**YOUR OBJECTIVE:** Reproduce each line of the records below verbatim, with nothing changed, added or left out.

─── INPUT ───

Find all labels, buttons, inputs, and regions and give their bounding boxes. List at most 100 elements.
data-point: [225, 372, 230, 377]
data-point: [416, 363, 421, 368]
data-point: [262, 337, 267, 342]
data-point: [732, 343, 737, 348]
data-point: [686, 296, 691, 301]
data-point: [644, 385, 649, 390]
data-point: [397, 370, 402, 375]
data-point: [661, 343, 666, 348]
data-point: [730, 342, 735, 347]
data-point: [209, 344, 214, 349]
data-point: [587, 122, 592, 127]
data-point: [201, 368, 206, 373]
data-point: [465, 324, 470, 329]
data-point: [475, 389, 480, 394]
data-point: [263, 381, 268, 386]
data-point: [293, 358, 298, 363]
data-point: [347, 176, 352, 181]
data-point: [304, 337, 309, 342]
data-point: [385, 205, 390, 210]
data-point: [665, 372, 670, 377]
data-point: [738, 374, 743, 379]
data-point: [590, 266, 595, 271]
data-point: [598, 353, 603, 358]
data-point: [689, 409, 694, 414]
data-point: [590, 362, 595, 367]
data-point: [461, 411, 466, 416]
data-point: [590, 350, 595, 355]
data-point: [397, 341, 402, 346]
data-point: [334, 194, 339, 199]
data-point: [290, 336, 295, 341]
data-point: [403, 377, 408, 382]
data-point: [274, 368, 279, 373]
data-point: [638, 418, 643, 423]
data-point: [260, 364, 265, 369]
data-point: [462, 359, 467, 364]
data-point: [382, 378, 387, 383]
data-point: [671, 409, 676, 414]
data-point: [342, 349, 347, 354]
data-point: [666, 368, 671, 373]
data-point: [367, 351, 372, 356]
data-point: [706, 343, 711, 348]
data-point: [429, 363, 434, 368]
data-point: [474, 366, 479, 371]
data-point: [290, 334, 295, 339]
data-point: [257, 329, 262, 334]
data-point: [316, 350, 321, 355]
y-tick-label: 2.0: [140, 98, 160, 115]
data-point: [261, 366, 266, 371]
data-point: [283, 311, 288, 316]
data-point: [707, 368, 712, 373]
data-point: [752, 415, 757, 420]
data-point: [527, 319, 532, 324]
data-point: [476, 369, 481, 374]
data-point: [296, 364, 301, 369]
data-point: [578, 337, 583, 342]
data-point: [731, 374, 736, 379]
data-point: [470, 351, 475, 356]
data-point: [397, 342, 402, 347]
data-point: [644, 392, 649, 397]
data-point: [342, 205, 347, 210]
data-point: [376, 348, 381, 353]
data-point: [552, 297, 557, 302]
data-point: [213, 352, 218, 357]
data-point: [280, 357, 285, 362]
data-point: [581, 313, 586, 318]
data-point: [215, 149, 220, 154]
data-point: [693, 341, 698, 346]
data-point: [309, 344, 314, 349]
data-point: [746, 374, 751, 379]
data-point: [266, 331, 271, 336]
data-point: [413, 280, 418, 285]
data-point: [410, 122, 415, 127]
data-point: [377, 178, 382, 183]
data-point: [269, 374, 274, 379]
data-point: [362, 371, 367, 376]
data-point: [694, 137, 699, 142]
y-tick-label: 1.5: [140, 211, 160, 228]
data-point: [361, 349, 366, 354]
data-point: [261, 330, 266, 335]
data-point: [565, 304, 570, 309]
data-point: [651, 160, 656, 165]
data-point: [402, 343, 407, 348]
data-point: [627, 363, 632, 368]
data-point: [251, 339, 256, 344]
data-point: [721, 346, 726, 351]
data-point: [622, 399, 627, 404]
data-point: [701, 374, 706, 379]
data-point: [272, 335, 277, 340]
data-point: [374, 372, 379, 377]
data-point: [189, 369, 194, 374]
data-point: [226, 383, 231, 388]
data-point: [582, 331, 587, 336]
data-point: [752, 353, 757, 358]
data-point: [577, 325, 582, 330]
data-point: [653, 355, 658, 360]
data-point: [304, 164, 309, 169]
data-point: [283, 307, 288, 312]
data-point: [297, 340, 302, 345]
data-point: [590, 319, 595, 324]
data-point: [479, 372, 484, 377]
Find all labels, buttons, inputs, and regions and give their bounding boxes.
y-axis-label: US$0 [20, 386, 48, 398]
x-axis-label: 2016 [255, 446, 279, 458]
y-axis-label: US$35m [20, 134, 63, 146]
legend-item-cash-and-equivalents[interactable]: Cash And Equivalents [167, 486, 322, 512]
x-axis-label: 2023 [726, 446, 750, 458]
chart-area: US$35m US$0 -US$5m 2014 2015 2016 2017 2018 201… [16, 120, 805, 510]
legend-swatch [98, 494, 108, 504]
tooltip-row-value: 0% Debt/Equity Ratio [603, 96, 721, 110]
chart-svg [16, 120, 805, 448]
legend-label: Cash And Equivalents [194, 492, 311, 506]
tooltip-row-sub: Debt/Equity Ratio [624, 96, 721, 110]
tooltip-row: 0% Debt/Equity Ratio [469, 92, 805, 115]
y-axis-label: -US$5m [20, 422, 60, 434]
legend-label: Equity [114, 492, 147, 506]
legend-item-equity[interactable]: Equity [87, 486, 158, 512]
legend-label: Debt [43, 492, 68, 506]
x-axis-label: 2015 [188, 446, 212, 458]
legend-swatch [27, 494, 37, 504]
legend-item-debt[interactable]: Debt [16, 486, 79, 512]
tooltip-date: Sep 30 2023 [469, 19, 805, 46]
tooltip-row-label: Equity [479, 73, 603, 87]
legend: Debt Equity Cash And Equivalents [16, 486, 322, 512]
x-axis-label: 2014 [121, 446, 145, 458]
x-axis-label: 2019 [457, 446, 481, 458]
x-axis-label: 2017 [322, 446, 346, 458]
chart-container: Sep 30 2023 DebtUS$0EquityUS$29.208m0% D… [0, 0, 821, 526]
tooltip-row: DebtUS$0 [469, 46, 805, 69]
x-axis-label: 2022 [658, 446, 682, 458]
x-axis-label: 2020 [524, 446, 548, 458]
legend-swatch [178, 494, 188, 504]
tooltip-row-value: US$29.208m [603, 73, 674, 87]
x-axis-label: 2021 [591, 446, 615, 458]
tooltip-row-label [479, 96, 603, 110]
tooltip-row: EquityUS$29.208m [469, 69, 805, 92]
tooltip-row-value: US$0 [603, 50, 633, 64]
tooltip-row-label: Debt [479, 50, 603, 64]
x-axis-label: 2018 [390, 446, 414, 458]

───

**RESULT BELOW:**
Find all labels, buttons, inputs, and regions and give their bounding boxes. List at most 100 elements.
data-point: [225, 372, 230, 377]
data-point: [416, 363, 421, 368]
data-point: [262, 337, 267, 342]
data-point: [732, 343, 737, 348]
data-point: [686, 296, 691, 301]
data-point: [644, 385, 649, 390]
data-point: [397, 370, 402, 375]
data-point: [661, 343, 666, 348]
data-point: [730, 342, 735, 347]
data-point: [209, 344, 214, 349]
data-point: [587, 122, 592, 127]
data-point: [201, 368, 206, 373]
data-point: [465, 324, 470, 329]
data-point: [475, 389, 480, 394]
data-point: [263, 381, 268, 386]
data-point: [293, 358, 298, 363]
data-point: [347, 176, 352, 181]
data-point: [304, 337, 309, 342]
data-point: [385, 205, 390, 210]
data-point: [665, 372, 670, 377]
data-point: [738, 374, 743, 379]
data-point: [590, 266, 595, 271]
data-point: [598, 353, 603, 358]
data-point: [689, 409, 694, 414]
data-point: [590, 362, 595, 367]
data-point: [461, 411, 466, 416]
data-point: [590, 350, 595, 355]
data-point: [397, 341, 402, 346]
data-point: [334, 194, 339, 199]
data-point: [290, 336, 295, 341]
data-point: [403, 377, 408, 382]
data-point: [274, 368, 279, 373]
data-point: [638, 418, 643, 423]
data-point: [260, 364, 265, 369]
data-point: [462, 359, 467, 364]
data-point: [382, 378, 387, 383]
data-point: [671, 409, 676, 414]
data-point: [342, 349, 347, 354]
data-point: [666, 368, 671, 373]
data-point: [367, 351, 372, 356]
data-point: [706, 343, 711, 348]
data-point: [429, 363, 434, 368]
data-point: [474, 366, 479, 371]
data-point: [290, 334, 295, 339]
data-point: [257, 329, 262, 334]
data-point: [316, 350, 321, 355]
y-tick-label: 2.0: [140, 98, 160, 115]
data-point: [261, 366, 266, 371]
data-point: [283, 311, 288, 316]
data-point: [707, 368, 712, 373]
data-point: [752, 415, 757, 420]
data-point: [527, 319, 532, 324]
data-point: [476, 369, 481, 374]
data-point: [296, 364, 301, 369]
data-point: [578, 337, 583, 342]
data-point: [731, 374, 736, 379]
data-point: [470, 351, 475, 356]
data-point: [397, 342, 402, 347]
data-point: [644, 392, 649, 397]
data-point: [342, 205, 347, 210]
data-point: [376, 348, 381, 353]
data-point: [552, 297, 557, 302]
data-point: [213, 352, 218, 357]
data-point: [280, 357, 285, 362]
data-point: [581, 313, 586, 318]
data-point: [215, 149, 220, 154]
data-point: [693, 341, 698, 346]
data-point: [309, 344, 314, 349]
data-point: [746, 374, 751, 379]
data-point: [266, 331, 271, 336]
data-point: [413, 280, 418, 285]
data-point: [410, 122, 415, 127]
data-point: [377, 178, 382, 183]
data-point: [269, 374, 274, 379]
data-point: [362, 371, 367, 376]
data-point: [694, 137, 699, 142]
y-tick-label: 1.5: [140, 211, 160, 228]
data-point: [361, 349, 366, 354]
data-point: [261, 330, 266, 335]
data-point: [565, 304, 570, 309]
data-point: [651, 160, 656, 165]
data-point: [402, 343, 407, 348]
data-point: [627, 363, 632, 368]
data-point: [251, 339, 256, 344]
data-point: [721, 346, 726, 351]
data-point: [622, 399, 627, 404]
data-point: [701, 374, 706, 379]
data-point: [272, 335, 277, 340]
data-point: [374, 372, 379, 377]
data-point: [189, 369, 194, 374]
data-point: [226, 383, 231, 388]
data-point: [582, 331, 587, 336]
data-point: [752, 353, 757, 358]
data-point: [577, 325, 582, 330]
data-point: [653, 355, 658, 360]
data-point: [304, 164, 309, 169]
data-point: [283, 307, 288, 312]
data-point: [297, 340, 302, 345]
data-point: [590, 319, 595, 324]
data-point: [479, 372, 484, 377]
Find all labels, buttons, inputs, and regions and give their bounding boxes.
y-axis-label: US$0 [20, 386, 48, 398]
x-axis-label: 2016 [255, 446, 279, 458]
y-axis-label: US$35m [20, 134, 63, 146]
legend-item-cash-and-equivalents[interactable]: Cash And Equivalents [167, 486, 322, 512]
x-axis-label: 2023 [726, 446, 750, 458]
chart-area: US$35m US$0 -US$5m 2014 2015 2016 2017 2018 201… [16, 120, 805, 510]
legend-swatch [98, 494, 108, 504]
tooltip-row-value: 0% Debt/Equity Ratio [603, 96, 721, 110]
chart-svg [16, 120, 805, 448]
legend-label: Cash And Equivalents [194, 492, 311, 506]
tooltip-row-sub: Debt/Equity Ratio [624, 96, 721, 110]
tooltip-row: 0% Debt/Equity Ratio [469, 92, 805, 115]
y-axis-label: -US$5m [20, 422, 60, 434]
legend-label: Equity [114, 492, 147, 506]
legend-item-equity[interactable]: Equity [87, 486, 158, 512]
legend-label: Debt [43, 492, 68, 506]
x-axis-label: 2015 [188, 446, 212, 458]
legend-swatch [27, 494, 37, 504]
legend-item-debt[interactable]: Debt [16, 486, 79, 512]
tooltip-date: Sep 30 2023 [469, 19, 805, 46]
tooltip-row-label: Equity [479, 73, 603, 87]
legend: Debt Equity Cash And Equivalents [16, 486, 322, 512]
x-axis-label: 2014 [121, 446, 145, 458]
x-axis-label: 2019 [457, 446, 481, 458]
x-axis-label: 2017 [322, 446, 346, 458]
chart-container: Sep 30 2023 DebtUS$0EquityUS$29.208m0% D… [0, 0, 821, 526]
tooltip-row: DebtUS$0 [469, 46, 805, 69]
x-axis-label: 2022 [658, 446, 682, 458]
x-axis-label: 2020 [524, 446, 548, 458]
legend-swatch [178, 494, 188, 504]
tooltip-row-value: US$29.208m [603, 73, 674, 87]
x-axis-label: 2021 [591, 446, 615, 458]
tooltip-row-label [479, 96, 603, 110]
tooltip-row: EquityUS$29.208m [469, 69, 805, 92]
tooltip-row-value: US$0 [603, 50, 633, 64]
tooltip-row-label: Debt [479, 50, 603, 64]
x-axis-label: 2018 [390, 446, 414, 458]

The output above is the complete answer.